Find and return each line containing "this".

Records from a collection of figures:
===============

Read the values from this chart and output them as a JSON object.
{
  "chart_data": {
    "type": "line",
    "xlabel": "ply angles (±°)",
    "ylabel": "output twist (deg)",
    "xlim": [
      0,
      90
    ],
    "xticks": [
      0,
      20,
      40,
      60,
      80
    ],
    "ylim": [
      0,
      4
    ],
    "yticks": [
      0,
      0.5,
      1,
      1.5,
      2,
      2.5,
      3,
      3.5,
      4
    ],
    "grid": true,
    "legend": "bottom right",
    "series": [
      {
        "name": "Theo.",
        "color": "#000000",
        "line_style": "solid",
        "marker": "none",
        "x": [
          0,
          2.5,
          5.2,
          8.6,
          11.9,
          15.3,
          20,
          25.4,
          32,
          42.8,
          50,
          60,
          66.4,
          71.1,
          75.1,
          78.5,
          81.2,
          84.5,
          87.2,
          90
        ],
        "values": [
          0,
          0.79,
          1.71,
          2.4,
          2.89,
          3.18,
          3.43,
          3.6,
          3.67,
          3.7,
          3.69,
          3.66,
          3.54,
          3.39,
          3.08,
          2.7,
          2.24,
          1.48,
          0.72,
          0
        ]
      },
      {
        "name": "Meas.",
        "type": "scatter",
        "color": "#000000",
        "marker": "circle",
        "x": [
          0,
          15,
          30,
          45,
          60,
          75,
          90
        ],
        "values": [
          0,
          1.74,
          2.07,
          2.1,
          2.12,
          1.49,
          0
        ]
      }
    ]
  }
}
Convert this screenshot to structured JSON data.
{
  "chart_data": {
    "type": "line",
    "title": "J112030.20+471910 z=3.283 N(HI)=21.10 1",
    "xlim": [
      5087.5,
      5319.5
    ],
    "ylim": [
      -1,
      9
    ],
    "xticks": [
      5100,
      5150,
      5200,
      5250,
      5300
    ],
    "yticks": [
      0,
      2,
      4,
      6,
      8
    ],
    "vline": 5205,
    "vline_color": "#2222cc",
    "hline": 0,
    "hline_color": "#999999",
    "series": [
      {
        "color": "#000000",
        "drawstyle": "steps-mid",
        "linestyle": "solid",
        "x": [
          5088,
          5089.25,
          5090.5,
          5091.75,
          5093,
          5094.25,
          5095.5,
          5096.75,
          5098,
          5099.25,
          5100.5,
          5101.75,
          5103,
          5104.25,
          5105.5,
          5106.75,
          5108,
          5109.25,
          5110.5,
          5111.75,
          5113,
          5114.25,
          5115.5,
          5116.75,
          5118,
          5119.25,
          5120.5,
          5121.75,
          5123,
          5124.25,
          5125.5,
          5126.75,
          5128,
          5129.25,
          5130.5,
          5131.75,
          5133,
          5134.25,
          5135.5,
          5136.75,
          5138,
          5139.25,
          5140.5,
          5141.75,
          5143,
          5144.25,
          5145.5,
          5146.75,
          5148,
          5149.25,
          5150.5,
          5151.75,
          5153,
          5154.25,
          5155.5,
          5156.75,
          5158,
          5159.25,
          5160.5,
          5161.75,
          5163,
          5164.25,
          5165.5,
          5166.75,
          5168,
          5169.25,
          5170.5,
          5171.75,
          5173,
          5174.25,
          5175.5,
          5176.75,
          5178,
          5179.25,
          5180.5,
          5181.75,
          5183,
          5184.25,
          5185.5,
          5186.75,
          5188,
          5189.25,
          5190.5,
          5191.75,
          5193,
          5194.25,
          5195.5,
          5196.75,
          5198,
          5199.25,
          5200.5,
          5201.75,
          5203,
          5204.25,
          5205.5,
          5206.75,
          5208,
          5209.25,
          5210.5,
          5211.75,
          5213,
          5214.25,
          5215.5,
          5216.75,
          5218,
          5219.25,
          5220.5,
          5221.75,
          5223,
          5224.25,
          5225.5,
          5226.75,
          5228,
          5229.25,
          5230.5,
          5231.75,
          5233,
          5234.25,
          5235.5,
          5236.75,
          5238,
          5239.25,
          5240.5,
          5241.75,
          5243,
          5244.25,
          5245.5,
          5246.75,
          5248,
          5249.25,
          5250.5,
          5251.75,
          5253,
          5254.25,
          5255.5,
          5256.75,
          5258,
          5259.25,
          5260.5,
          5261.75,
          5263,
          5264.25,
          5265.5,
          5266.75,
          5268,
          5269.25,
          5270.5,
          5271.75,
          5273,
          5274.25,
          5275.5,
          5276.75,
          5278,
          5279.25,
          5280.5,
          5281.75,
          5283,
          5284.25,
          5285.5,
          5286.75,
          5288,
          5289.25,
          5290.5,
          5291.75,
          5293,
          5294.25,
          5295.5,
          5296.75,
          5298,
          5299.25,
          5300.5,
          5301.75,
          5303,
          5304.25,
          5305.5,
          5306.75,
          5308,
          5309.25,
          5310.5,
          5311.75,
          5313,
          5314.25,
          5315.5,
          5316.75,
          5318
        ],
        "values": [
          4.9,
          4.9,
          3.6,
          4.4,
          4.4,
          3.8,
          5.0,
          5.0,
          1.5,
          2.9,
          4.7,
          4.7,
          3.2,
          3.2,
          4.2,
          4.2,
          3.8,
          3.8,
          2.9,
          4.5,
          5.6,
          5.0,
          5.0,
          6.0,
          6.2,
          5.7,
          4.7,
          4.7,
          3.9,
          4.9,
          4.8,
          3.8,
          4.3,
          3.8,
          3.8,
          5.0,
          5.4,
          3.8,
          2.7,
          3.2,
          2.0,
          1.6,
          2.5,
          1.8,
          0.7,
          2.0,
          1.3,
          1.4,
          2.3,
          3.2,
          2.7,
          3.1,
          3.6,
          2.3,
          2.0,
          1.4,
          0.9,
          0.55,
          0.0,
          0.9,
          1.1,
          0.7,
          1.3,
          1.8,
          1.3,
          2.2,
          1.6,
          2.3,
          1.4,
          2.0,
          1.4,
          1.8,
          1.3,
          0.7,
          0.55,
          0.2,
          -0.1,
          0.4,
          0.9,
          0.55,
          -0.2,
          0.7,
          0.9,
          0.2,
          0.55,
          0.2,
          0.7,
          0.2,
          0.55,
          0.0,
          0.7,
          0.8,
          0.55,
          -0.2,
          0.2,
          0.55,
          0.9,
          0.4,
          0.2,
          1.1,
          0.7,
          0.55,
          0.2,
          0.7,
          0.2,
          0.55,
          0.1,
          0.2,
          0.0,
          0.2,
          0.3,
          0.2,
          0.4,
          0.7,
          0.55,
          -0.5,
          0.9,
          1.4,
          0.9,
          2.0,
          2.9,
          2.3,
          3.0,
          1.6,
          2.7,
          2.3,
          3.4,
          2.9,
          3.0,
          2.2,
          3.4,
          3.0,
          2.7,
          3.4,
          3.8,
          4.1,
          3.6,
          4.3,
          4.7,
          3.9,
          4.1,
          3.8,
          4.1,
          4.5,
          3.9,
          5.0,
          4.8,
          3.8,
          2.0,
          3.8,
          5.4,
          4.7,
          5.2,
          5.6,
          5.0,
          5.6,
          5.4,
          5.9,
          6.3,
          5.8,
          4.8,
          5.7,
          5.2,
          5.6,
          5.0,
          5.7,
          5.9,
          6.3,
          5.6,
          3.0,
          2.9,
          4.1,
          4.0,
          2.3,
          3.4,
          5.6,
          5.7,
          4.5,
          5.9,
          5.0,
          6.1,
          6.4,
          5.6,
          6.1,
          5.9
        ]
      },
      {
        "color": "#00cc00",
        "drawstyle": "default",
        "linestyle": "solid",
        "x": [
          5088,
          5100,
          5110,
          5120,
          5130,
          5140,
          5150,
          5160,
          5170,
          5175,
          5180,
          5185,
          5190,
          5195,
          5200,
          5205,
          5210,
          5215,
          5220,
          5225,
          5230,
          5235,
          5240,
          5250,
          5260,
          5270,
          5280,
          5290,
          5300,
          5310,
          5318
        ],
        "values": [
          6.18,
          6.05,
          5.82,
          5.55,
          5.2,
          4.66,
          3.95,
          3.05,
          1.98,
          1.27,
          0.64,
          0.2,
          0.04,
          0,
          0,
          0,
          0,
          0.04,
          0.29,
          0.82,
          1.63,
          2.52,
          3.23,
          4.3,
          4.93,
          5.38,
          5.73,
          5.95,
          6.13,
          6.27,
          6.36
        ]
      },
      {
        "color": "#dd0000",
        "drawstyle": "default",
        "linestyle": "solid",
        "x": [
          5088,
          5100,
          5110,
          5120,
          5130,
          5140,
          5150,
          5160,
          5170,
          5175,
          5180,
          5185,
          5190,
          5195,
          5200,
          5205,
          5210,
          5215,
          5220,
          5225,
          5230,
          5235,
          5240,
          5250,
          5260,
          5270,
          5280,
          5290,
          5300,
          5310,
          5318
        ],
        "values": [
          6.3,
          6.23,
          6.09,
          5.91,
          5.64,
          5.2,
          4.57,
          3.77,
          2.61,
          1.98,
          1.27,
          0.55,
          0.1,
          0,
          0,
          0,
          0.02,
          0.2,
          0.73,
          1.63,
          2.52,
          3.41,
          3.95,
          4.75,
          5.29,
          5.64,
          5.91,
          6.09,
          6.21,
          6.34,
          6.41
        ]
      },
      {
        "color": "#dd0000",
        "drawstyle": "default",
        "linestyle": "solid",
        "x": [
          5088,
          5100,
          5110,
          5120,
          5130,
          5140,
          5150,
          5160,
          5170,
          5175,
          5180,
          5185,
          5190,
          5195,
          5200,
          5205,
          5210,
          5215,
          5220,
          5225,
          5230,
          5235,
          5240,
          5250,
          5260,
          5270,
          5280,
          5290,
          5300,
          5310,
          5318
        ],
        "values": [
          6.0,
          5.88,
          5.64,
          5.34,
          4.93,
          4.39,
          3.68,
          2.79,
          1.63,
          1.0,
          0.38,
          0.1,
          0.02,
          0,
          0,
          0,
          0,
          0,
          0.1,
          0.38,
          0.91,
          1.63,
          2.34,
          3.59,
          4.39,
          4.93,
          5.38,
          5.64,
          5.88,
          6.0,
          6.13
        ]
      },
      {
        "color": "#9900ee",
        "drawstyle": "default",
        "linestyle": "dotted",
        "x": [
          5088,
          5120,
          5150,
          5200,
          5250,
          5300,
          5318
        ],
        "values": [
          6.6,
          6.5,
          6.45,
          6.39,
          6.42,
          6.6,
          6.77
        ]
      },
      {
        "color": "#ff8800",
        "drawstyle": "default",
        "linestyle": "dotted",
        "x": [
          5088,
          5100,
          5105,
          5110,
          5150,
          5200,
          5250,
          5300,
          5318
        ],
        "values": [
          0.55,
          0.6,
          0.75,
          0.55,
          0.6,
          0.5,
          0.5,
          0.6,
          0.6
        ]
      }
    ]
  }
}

===============

_Reply_
Read the values from this chart and output them as a JSON object.
Convert this screenshot to structured JSON data.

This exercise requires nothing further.